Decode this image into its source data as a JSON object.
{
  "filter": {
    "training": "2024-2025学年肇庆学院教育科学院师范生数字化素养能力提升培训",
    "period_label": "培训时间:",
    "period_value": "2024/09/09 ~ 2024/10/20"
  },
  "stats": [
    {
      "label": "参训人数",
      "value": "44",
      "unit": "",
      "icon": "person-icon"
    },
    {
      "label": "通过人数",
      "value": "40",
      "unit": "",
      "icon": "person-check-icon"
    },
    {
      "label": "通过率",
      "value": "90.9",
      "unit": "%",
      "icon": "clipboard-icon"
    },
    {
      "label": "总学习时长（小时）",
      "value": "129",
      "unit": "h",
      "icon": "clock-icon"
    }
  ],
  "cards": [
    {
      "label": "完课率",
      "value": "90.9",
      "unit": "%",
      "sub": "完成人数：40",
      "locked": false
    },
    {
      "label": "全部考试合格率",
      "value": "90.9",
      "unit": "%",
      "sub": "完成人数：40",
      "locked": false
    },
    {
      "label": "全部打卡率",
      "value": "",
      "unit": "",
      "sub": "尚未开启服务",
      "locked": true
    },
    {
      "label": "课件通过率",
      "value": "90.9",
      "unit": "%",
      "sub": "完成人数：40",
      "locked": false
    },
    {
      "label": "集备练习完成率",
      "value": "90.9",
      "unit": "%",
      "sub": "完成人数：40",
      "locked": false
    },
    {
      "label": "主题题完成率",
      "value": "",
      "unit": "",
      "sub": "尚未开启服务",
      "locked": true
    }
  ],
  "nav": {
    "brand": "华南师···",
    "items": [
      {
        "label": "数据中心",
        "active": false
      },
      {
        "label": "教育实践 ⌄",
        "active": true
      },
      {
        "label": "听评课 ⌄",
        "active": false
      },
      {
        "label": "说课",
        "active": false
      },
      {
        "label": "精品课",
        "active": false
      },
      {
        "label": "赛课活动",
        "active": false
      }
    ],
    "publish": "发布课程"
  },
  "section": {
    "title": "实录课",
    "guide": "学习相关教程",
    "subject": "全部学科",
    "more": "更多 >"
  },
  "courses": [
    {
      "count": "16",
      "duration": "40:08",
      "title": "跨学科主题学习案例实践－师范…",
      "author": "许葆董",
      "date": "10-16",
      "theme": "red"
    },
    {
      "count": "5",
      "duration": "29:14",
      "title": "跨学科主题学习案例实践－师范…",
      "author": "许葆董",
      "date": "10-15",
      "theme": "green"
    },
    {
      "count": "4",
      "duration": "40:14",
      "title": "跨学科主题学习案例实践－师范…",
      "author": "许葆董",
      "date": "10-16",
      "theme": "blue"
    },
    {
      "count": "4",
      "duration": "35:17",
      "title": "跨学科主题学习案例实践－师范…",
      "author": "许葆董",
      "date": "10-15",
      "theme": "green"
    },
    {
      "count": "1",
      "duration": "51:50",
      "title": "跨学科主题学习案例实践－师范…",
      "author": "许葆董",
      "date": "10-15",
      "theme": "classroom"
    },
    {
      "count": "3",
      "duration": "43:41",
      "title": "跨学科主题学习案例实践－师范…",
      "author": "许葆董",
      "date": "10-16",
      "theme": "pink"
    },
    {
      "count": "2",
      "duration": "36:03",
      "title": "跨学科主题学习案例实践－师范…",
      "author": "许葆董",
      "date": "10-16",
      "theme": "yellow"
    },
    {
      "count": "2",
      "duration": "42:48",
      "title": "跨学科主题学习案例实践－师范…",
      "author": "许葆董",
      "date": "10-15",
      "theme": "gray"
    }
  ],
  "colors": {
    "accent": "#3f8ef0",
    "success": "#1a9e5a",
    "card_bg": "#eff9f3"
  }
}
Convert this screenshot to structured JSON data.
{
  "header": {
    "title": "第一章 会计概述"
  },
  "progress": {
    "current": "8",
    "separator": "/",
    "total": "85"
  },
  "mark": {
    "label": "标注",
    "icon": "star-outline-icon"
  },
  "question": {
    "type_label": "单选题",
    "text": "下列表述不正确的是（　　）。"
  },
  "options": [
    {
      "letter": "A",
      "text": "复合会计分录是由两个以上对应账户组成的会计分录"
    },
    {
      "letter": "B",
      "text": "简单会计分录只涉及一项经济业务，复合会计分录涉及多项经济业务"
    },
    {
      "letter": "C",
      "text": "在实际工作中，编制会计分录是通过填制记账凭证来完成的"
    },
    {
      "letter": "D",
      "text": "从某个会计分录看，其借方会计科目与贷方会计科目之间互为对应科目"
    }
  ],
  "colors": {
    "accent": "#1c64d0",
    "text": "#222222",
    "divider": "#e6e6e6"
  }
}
+ + +
→ **To do**:
Your task is to output all of the data above word for word.

→ **Finished answer**:
Decode this image into its source data as a JSON object.
{
  "filter": {
    "training": "2024-2025学年肇庆学院教育科学院师范生数字化素养能力提升培训",
    "period_label": "培训时间:",
    "period_value": "2024/09/09 ~ 2024/10/20"
  },
  "stats": [
    {
      "label": "参训人数",
      "value": "44",
      "unit": "",
      "icon": "person-icon"
    },
    {
      "label": "通过人数",
      "value": "40",
      "unit": "",
      "icon": "person-check-icon"
    },
    {
      "label": "通过率",
      "value": "90.9",
      "unit": "%",
      "icon": "clipboard-icon"
    },
    {
      "label": "总学习时长（小时）",
      "value": "129",
      "unit": "h",
      "icon": "clock-icon"
    }
  ],
  "cards": [
    {
      "label": "完课率",
      "value": "90.9",
      "unit": "%",
      "sub": "完成人数：40",
      "locked": false
    },
    {
      "label": "全部考试合格率",
      "value": "90.9",
      "unit": "%",
      "sub": "完成人数：40",
      "locked": false
    },
    {
      "label": "全部打卡率",
      "value": "",
      "unit": "",
      "sub": "尚未开启服务",
      "locked": true
    },
    {
      "label": "课件通过率",
      "value": "90.9",
      "unit": "%",
      "sub": "完成人数：40",
      "locked": false
    },
    {
      "label": "集备练习完成率",
      "value": "90.9",
      "unit": "%",
      "sub": "完成人数：40",
      "locked": false
    },
    {
      "label": "主题题完成率",
      "value": "",
      "unit": "",
      "sub": "尚未开启服务",
      "locked": true
    }
  ],
  "nav": {
    "brand": "华南师···",
    "items": [
      {
        "label": "数据中心",
        "active": false
      },
      {
        "label": "教育实践 ⌄",
        "active": true
      },
      {
        "label": "听评课 ⌄",
        "active": false
      },
      {
        "label": "说课",
        "active": false
      },
      {
        "label": "精品课",
        "active": false
      },
      {
        "label": "赛课活动",
        "active": false
      }
    ],
    "publish": "发布课程"
  },
  "section": {
    "title": "实录课",
    "guide": "学习相关教程",
    "subject": "全部学科",
    "more": "更多 >"
  },
  "courses": [
    {
      "count": "16",
      "duration": "40:08",
      "title": "跨学科主题学习案例实践－师范…",
      "author": "许葆董",
      "date": "10-16",
      "theme": "red"
    },
    {
      "count": "5",
      "duration": "29:14",
      "title": "跨学科主题学习案例实践－师范…",
      "author": "许葆董",
      "date": "10-15",
      "theme": "green"
    },
    {
      "count": "4",
      "duration": "40:14",
      "title": "跨学科主题学习案例实践－师范…",
      "author": "许葆董",
      "date": "10-16",
      "theme": "blue"
    },
    {
      "count": "4",
      "duration": "35:17",
      "title": "跨学科主题学习案例实践－师范…",
      "author": "许葆董",
      "date": "10-15",
      "theme": "green"
    },
    {
      "count": "1",
      "duration": "51:50",
      "title": "跨学科主题学习案例实践－师范…",
      "author": "许葆董",
      "date": "10-15",
      "theme": "classroom"
    },
    {
      "count": "3",
      "duration": "43:41",
      "title": "跨学科主题学习案例实践－师范…",
      "author": "许葆董",
      "date": "10-16",
      "theme": "pink"
    },
    {
      "count": "2",
      "duration": "36:03",
      "title": "跨学科主题学习案例实践－师范…",
      "author": "许葆董",
      "date": "10-16",
      "theme": "yellow"
    },
    {
      "count": "2",
      "duration": "42:48",
      "title": "跨学科主题学习案例实践－师范…",
      "author": "许葆董",
      "date": "10-15",
      "theme": "gray"
    }
  ],
  "colors": {
    "accent": "#3f8ef0",
    "success": "#1a9e5a",
    "card_bg": "#eff9f3"
  }
}
Convert this screenshot to structured JSON data.
{
  "header": {
    "title": "第一章 会计概述"
  },
  "progress": {
    "current": "8",
    "separator": "/",
    "total": "85"
  },
  "mark": {
    "label": "标注",
    "icon": "star-outline-icon"
  },
  "question": {
    "type_label": "单选题",
    "text": "下列表述不正确的是（　　）。"
  },
  "options": [
    {
      "letter": "A",
      "text": "复合会计分录是由两个以上对应账户组成的会计分录"
    },
    {
      "letter": "B",
      "text": "简单会计分录只涉及一项经济业务，复合会计分录涉及多项经济业务"
    },
    {
      "letter": "C",
      "text": "在实际工作中，编制会计分录是通过填制记账凭证来完成的"
    },
    {
      "letter": "D",
      "text": "从某个会计分录看，其借方会计科目与贷方会计科目之间互为对应科目"
    }
  ],
  "colors": {
    "accent": "#1c64d0",
    "text": "#222222",
    "divider": "#e6e6e6"
  }
}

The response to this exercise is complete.